━━ Task input
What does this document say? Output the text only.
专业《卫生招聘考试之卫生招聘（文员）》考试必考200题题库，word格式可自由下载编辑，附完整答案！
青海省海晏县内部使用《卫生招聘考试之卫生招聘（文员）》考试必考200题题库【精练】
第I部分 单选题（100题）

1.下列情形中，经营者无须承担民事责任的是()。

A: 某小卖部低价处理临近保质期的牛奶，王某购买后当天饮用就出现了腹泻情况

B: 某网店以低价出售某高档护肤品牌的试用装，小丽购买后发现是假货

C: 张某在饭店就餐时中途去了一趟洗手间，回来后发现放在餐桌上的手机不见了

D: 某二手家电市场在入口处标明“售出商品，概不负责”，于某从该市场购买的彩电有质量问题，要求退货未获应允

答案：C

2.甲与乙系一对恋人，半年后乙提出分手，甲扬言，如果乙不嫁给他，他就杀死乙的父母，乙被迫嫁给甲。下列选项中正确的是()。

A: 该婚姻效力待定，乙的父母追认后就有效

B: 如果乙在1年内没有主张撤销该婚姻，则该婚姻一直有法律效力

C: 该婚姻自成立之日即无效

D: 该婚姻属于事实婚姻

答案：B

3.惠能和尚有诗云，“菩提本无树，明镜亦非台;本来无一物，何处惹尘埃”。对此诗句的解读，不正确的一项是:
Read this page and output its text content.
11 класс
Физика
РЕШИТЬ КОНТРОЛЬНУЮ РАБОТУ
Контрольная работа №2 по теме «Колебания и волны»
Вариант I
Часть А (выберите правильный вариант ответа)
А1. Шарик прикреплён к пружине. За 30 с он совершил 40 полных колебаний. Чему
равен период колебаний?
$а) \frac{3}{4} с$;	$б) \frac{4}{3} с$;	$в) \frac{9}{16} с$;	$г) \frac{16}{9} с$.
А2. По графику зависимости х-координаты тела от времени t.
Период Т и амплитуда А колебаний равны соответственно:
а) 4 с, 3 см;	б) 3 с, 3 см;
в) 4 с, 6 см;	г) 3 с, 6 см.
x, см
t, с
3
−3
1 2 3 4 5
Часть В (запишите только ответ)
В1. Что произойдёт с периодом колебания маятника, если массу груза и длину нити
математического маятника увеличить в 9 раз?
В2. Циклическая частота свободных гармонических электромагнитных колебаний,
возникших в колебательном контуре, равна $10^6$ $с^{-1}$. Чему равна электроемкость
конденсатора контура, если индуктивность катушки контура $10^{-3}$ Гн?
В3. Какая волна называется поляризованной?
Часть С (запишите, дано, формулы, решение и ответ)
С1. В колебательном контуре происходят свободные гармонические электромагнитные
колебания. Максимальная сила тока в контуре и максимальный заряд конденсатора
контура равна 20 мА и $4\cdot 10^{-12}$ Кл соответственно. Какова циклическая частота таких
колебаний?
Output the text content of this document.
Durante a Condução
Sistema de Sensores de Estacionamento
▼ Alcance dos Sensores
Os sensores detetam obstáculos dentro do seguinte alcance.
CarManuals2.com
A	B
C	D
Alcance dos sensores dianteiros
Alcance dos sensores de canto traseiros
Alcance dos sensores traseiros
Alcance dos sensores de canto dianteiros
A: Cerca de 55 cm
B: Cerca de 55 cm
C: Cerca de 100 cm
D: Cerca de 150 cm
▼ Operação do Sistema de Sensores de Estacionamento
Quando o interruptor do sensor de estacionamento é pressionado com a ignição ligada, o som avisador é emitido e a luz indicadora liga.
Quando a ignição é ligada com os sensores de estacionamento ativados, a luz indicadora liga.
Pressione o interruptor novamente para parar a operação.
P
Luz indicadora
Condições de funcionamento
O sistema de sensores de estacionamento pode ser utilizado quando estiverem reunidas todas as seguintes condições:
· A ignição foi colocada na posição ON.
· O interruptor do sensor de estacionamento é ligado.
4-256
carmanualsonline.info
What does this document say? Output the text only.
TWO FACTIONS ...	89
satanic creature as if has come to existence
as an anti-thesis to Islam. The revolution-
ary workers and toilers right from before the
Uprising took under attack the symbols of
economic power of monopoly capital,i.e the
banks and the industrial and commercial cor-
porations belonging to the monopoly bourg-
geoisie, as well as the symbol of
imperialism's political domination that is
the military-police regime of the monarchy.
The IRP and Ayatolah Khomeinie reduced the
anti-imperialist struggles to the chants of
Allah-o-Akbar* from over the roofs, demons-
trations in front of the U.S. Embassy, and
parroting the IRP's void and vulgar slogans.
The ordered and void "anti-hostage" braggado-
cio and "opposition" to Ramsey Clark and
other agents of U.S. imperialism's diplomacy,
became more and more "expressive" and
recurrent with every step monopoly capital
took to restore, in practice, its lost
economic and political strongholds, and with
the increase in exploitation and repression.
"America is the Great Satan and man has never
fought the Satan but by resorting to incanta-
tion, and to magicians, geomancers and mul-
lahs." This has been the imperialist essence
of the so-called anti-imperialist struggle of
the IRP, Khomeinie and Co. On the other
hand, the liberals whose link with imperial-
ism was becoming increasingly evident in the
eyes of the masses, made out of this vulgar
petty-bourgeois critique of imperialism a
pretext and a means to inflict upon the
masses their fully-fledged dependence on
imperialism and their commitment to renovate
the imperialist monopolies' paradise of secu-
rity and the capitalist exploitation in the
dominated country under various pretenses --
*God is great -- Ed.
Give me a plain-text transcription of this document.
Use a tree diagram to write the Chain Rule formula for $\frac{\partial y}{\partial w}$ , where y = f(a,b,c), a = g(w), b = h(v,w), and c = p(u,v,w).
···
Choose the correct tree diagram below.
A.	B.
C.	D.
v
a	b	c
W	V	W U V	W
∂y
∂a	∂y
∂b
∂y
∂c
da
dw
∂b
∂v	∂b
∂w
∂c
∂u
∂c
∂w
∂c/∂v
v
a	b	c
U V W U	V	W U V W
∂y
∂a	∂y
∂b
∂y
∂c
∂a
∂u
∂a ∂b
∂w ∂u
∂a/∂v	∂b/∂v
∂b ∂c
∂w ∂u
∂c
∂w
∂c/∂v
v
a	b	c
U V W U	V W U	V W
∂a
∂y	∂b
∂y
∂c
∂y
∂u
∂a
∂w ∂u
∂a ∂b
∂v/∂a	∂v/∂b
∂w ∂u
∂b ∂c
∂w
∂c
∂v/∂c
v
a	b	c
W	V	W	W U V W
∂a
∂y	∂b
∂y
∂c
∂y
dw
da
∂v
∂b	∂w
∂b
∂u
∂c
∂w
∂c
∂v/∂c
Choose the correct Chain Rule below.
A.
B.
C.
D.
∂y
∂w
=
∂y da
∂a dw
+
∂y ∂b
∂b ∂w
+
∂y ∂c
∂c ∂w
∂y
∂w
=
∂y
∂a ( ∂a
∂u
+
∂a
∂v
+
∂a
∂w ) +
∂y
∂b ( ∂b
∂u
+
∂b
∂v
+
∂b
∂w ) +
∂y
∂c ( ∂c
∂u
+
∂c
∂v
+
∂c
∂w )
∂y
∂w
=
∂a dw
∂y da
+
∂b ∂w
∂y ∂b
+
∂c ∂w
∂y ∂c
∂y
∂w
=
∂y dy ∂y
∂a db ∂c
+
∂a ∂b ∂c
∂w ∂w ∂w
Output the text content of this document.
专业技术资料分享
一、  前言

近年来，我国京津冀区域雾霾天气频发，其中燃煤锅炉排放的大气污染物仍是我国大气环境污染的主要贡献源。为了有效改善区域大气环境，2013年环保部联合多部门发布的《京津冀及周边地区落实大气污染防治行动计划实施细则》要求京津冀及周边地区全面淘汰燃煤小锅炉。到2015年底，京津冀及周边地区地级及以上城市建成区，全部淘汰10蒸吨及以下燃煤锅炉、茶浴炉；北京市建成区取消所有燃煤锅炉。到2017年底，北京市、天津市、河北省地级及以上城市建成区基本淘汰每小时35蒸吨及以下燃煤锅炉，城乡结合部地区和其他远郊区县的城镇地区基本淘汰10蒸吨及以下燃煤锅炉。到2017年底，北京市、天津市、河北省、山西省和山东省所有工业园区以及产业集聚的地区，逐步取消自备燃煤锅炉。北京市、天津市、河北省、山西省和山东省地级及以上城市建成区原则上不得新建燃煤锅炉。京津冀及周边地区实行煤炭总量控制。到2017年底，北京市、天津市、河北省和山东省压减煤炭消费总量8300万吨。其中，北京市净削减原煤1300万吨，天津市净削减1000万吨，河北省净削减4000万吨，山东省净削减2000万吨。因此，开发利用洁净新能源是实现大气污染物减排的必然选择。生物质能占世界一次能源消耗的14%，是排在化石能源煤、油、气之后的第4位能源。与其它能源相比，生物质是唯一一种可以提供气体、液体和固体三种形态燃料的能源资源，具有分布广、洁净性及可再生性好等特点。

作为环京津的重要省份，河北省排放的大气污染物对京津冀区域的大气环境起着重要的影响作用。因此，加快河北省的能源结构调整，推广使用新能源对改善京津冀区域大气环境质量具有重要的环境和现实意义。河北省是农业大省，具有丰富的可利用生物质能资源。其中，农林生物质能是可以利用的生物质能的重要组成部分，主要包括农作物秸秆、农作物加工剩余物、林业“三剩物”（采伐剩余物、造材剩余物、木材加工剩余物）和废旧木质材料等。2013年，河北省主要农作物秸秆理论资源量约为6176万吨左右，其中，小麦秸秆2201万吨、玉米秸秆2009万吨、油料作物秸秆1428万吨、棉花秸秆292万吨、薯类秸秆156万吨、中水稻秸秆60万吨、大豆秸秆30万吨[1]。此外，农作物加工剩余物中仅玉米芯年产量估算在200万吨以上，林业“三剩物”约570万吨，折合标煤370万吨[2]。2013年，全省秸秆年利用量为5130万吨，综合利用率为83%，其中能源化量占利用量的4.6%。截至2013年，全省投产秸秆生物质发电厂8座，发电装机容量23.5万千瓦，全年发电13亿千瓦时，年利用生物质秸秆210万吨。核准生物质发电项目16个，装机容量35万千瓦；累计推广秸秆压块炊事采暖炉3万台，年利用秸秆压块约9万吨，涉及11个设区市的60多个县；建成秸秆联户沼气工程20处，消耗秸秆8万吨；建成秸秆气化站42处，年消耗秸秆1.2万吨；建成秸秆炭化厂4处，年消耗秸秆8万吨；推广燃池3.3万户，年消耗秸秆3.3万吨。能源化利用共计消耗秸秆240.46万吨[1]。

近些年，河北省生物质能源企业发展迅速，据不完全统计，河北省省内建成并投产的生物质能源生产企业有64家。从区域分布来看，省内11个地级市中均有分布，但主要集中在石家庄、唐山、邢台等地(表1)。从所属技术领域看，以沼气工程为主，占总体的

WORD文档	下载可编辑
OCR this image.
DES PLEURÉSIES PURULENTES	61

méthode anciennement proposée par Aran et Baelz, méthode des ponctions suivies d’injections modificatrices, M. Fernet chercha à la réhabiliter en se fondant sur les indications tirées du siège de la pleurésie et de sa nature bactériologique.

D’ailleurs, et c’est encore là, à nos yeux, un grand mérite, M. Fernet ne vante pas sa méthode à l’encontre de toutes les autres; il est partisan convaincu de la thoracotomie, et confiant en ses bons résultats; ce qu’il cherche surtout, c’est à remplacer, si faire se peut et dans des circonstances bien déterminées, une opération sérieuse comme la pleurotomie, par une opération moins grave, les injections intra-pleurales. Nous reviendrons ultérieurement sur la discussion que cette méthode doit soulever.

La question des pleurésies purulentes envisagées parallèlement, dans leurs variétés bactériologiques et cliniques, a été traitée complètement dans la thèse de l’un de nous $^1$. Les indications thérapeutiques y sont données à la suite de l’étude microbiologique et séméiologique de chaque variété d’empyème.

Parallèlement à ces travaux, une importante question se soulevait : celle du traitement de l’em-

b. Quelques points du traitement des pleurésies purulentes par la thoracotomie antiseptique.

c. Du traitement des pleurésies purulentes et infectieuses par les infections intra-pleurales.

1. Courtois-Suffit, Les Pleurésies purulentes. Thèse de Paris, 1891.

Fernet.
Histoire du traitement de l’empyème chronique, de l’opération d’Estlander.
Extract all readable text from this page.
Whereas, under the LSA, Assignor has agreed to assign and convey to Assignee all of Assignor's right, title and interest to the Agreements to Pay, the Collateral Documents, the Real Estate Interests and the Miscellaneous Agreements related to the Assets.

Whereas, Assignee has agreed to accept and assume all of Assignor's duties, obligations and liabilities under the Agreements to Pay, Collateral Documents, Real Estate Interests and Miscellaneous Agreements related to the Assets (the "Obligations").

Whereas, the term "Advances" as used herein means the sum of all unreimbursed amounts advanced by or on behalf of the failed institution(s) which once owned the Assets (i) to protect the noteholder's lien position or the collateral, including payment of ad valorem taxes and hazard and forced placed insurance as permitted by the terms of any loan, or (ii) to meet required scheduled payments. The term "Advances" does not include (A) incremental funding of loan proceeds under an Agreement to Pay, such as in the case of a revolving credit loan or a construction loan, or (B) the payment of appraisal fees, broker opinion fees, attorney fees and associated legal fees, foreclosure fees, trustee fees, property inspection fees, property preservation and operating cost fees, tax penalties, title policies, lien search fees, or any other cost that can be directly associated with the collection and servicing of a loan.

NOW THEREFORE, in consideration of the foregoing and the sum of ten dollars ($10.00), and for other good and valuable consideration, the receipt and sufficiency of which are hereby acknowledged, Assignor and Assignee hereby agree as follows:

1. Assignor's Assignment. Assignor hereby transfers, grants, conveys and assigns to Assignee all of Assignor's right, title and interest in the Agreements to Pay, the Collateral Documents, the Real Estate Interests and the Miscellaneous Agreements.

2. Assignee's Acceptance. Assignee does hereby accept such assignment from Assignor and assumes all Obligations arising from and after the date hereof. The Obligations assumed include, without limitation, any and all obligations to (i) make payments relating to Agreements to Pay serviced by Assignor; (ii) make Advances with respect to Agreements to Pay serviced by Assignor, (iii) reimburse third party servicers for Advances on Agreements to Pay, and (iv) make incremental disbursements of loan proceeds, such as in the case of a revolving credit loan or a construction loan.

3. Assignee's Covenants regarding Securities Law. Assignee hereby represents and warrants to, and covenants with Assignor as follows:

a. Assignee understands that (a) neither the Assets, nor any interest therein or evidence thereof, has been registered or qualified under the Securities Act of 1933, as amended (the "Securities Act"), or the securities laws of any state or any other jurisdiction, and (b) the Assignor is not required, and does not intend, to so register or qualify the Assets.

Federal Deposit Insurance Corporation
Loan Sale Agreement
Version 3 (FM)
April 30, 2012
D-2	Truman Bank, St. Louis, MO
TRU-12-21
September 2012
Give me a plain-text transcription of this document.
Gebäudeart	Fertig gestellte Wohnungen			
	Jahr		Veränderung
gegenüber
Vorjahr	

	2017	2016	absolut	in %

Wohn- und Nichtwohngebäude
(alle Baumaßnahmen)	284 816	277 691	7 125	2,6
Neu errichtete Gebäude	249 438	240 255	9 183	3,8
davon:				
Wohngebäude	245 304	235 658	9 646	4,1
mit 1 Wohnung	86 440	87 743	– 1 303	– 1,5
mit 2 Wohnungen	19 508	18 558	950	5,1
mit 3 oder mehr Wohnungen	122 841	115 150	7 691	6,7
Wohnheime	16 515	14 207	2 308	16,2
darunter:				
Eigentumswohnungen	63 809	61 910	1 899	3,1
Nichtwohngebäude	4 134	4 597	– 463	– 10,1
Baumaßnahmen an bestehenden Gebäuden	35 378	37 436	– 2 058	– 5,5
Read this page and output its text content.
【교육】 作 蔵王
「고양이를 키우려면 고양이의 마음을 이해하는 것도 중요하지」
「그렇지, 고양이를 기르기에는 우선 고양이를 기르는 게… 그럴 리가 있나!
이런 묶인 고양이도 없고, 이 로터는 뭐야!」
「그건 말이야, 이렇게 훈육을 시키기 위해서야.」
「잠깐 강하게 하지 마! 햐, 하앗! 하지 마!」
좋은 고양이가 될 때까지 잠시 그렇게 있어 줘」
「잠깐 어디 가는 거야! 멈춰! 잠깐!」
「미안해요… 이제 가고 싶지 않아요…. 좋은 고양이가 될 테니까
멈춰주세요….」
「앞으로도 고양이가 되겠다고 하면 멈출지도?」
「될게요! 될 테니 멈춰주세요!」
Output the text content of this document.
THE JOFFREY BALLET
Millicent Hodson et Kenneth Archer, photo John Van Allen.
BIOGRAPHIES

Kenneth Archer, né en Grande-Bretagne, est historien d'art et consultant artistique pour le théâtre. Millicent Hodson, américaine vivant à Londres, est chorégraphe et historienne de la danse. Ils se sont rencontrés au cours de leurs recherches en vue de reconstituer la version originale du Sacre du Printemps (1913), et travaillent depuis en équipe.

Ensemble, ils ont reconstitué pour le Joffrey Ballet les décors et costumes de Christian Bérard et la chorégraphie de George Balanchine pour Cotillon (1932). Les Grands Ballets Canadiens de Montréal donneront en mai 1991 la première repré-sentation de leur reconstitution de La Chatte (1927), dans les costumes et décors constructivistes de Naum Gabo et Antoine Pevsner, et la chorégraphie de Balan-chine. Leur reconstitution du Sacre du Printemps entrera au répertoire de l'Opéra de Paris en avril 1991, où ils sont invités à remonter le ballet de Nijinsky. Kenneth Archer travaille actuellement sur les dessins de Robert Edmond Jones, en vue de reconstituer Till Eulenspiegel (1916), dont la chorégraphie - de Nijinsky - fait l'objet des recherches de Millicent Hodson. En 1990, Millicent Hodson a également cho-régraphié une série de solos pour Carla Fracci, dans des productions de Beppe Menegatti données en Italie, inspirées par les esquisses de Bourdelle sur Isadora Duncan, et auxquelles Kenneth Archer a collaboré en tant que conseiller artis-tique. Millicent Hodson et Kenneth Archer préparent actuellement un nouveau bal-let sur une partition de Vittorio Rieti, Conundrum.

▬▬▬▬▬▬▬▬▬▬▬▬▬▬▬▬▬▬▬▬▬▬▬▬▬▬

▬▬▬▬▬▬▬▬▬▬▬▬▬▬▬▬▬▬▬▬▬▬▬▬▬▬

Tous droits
━━━━
• **Stated problem**: Using the listing above, pull out all lines that hold the word "méthode".

• **Result of the task**:
méthode anciennement proposée par Aran et Baelz, méthode des ponctions suivies d’injections modificatrices, M. Fernet chercha à la réhabiliter en se fondant sur les indications tirées du siège de la pleurésie et de sa nature bactériologique.
D’ailleurs, et c’est encore là, à nos yeux, un grand mérite, M. Fernet ne vante pas sa méthode à l’encontre de toutes les autres; il est partisan convaincu de la thoracotomie, et confiant en ses bons résultats; ce qu’il cherche surtout, c’est à remplacer, si faire se peut et dans des circonstances bien déterminées, une opération sérieuse comme la pleurotomie, par une opération moins grave, les injections intra-pleurales. Nous reviendrons ultérieurement sur la discussion que cette méthode doit soulever.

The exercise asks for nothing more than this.